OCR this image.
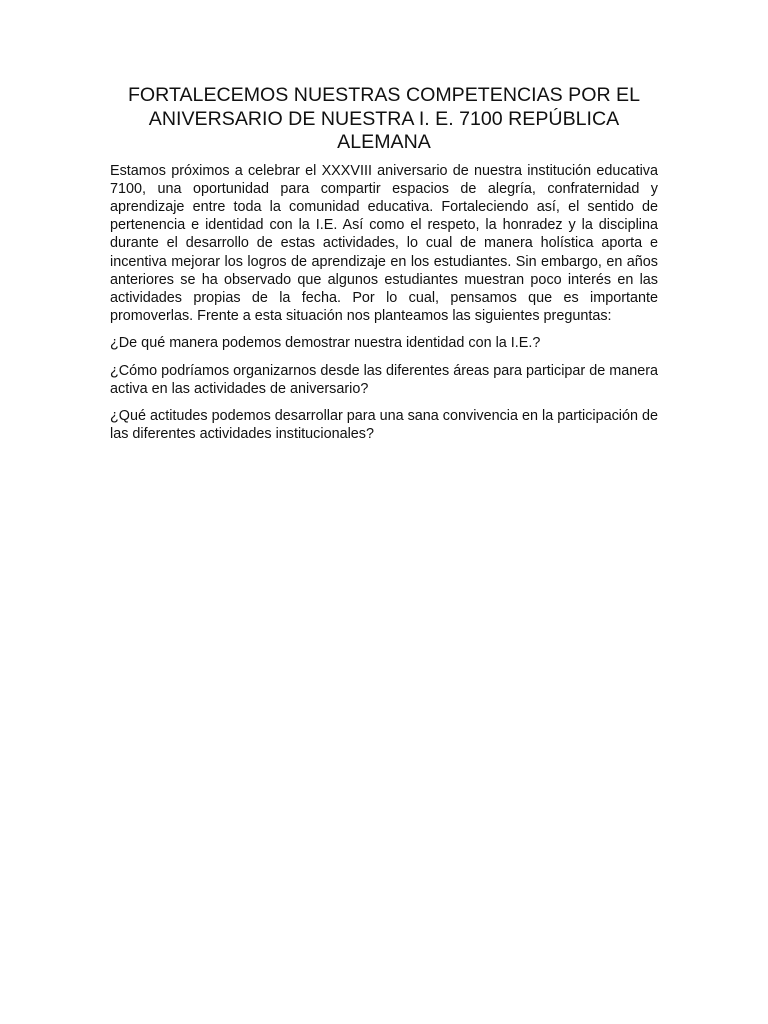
FORTALECEMOS NUESTRAS COMPETENCIAS POR EL ANIVERSARIO DE NUESTRA I. E. 7100 REPÚBLICA ALEMANA

Estamos próximos a celebrar el XXXVIII aniversario de nuestra institución educativa 7100, una oportunidad para compartir espacios de alegría, confraternidad y aprendizaje entre toda la comunidad educativa. Fortaleciendo así, el sentido de pertenencia e identidad con la I.E. Así como el respeto, la honradez y la disciplina durante el desarrollo de estas actividades, lo cual de manera holística aporta e incentiva mejorar los logros de aprendizaje en los estudiantes. Sin embargo, en años anteriores se ha observado que algunos estudiantes muestran poco interés en las actividades propias de la fecha. Por lo cual, pensamos que es importante promoverlas. Frente a esta situación nos planteamos las siguientes preguntas:

¿De qué manera podemos demostrar nuestra identidad con la I.E.?

¿Cómo podríamos organizarnos desde las diferentes áreas para participar de manera activa en las actividades de aniversario?

¿Qué actitudes podemos desarrollar para una sana convivencia en la participación de las diferentes actividades institucionales?
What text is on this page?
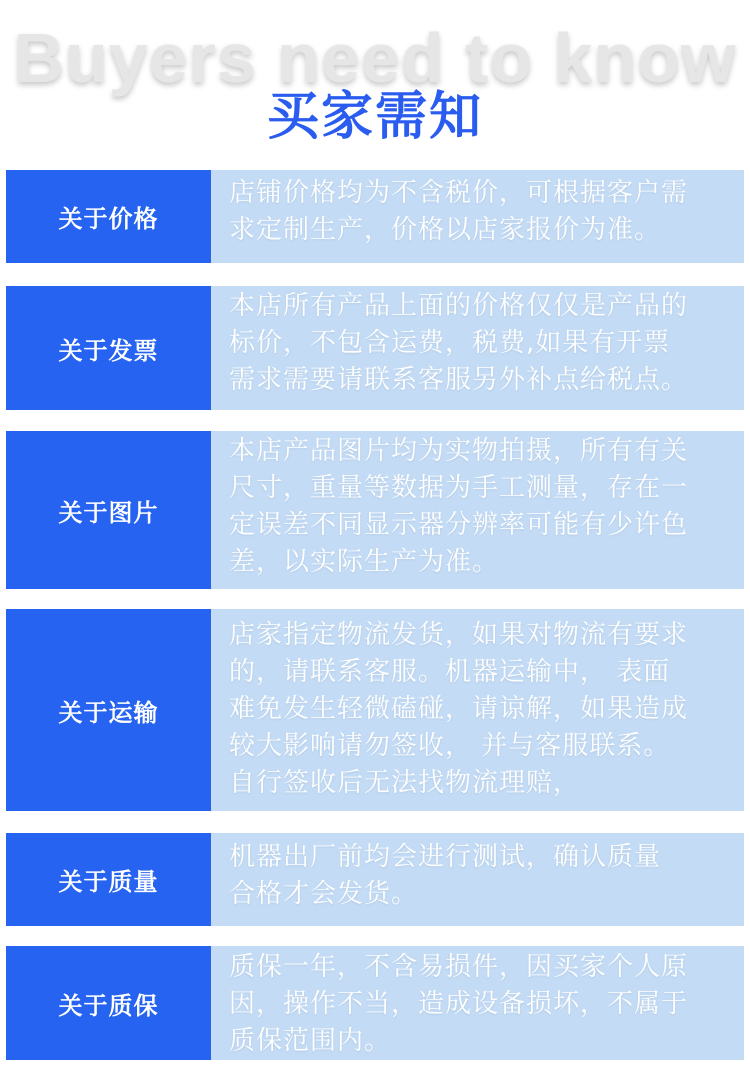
Buyers need to know
买家需知
关于价格
店铺价格均为不含税价，可根据客户需
求定制生产，价格以店家报价为准。
关于发票
本店所有产品上面的价格仅仅是产品的
标价，不包含运费，税费,如果有开票
需求需要请联系客服另外补点给税点。
关于图片
本店产品图片均为实物拍摄，所有有关
尺寸，重量等数据为手工测量，存在一
定误差不同显示器分辨率可能有少许色
差，以实际生产为准。
关于运输
店家指定物流发货，如果对物流有要求
的，请联系客服。机器运输中， 表面
难免发生轻微磕碰，请谅解，如果造成
较大影响请勿签收， 并与客服联系。
自行签收后无法找物流理赔，
关于质量
机器出厂前均会进行测试，确认质量
合格才会发货。
关于质保
质保一年，不含易损件，因买家个人原
因，操作不当，造成设备损坏，不属于
质保范围内。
□ □ □
**DIRECTION:**
Set down the records in full and exactly. Do not carry over any image.

**TASK RESPONSE:**
OCR this image.
FORTALECEMOS NUESTRAS COMPETENCIAS POR EL ANIVERSARIO DE NUESTRA I. E. 7100 REPÚBLICA ALEMANA

Estamos próximos a celebrar el XXXVIII aniversario de nuestra institución educativa 7100, una oportunidad para compartir espacios de alegría, confraternidad y aprendizaje entre toda la comunidad educativa. Fortaleciendo así, el sentido de pertenencia e identidad con la I.E. Así como el respeto, la honradez y la disciplina durante el desarrollo de estas actividades, lo cual de manera holística aporta e incentiva mejorar los logros de aprendizaje en los estudiantes. Sin embargo, en años anteriores se ha observado que algunos estudiantes muestran poco interés en las actividades propias de la fecha. Por lo cual, pensamos que es importante promoverlas. Frente a esta situación nos planteamos las siguientes preguntas:

¿De qué manera podemos demostrar nuestra identidad con la I.E.?

¿Cómo podríamos organizarnos desde las diferentes áreas para participar de manera activa en las actividades de aniversario?

¿Qué actitudes podemos desarrollar para una sana convivencia en la participación de las diferentes actividades institucionales?
What text is on this page?
Buyers need to know
买家需知
关于价格
店铺价格均为不含税价，可根据客户需
求定制生产，价格以店家报价为准。
关于发票
本店所有产品上面的价格仅仅是产品的
标价，不包含运费，税费,如果有开票
需求需要请联系客服另外补点给税点。
关于图片
本店产品图片均为实物拍摄，所有有关
尺寸，重量等数据为手工测量，存在一
定误差不同显示器分辨率可能有少许色
差，以实际生产为准。
关于运输
店家指定物流发货，如果对物流有要求
的，请联系客服。机器运输中， 表面
难免发生轻微磕碰，请谅解，如果造成
较大影响请勿签收， 并与客服联系。
自行签收后无法找物流理赔，
关于质量
机器出厂前均会进行测试，确认质量
合格才会发货。
关于质保
质保一年，不含易损件，因买家个人原
因，操作不当，造成设备损坏，不属于
质保范围内。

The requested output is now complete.